> _WHAT IS NEEDED_
Tally the lines containing "的速度移动" and report the number alone.

> _AVAILABLE DATA_
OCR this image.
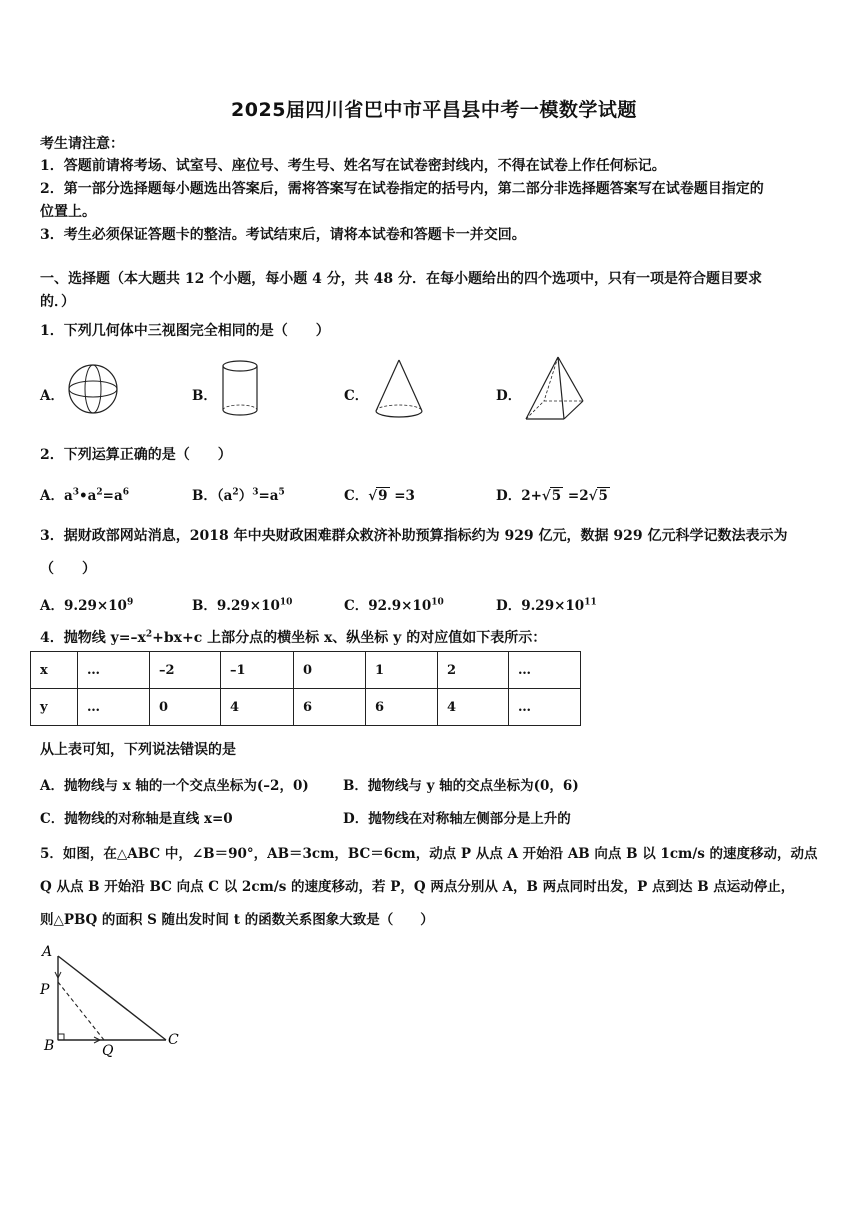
2025届四川省巴中市平昌县中考一模数学试题
考生请注意：
1．答题前请将考场、试室号、座位号、考生号、姓名写在试卷密封线内，不得在试卷上作任何标记。
2．第一部分选择题每小题选出答案后，需将答案写在试卷指定的括号内，第二部分非选择题答案写在试卷题目指定的
位置上。
3．考生必须保证答题卡的整洁。考试结束后，请将本试卷和答题卡一并交回。
一、选择题（本大题共 12 个小题，每小题 4 分，共 48 分．在每小题给出的四个选项中，只有一项是符合题目要求
的．）
1．下列几何体中三视图完全相同的是（　　）
A．	B．	C．	D．
2．下列运算正确的是（　　）
A．$a^3•a^2=a^6$	B．$(a^2)^3=a^5$	C．√9 =3	D．2+√5 =2√5
3．据财政部网站消息，2018 年中央财政困难群众救济补助预算指标约为 929 亿元，数据 929 亿元科学记数法表示为
（　　）
A．$9.29\times 10^9$	B．$9.29\times 10^{10}$	C．$92.9\times 10^{10}$	D．$9.29\times 10^{11}$
4．抛物线 $y=-x^2+bx+c$ 上部分点的横坐标 x、纵坐标 y 的对应值如下表所示：
x	…	–2	–1	0	1	2	…
y	…	0	4	6	6	4	…
从上表可知，下列说法错误的是
A．抛物线与 x 轴的一个交点坐标为(–2，0)	B．抛物线与 y 轴的交点坐标为(0，6)
C．抛物线的对称轴是直线 x=0	D．抛物线在对称轴左侧部分是上升的
5．如图，在△ABC 中，∠B＝90°，AB＝3cm，BC＝6cm，动点 P 从点 A 开始沿 AB 向点 B 以 1cm/s 的速度移动，动点
Q 从点 B 开始沿 BC 向点 C 以 2cm/s 的速度移动，若 P，Q 两点分别从 A，B 两点同时出发，P 点到达 B 点运动停止，
则△PBQ 的面积 S 随出发时间 t 的函数关系图象大致是（　　）
A
P
B	Q
C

> _THE ANSWER_
2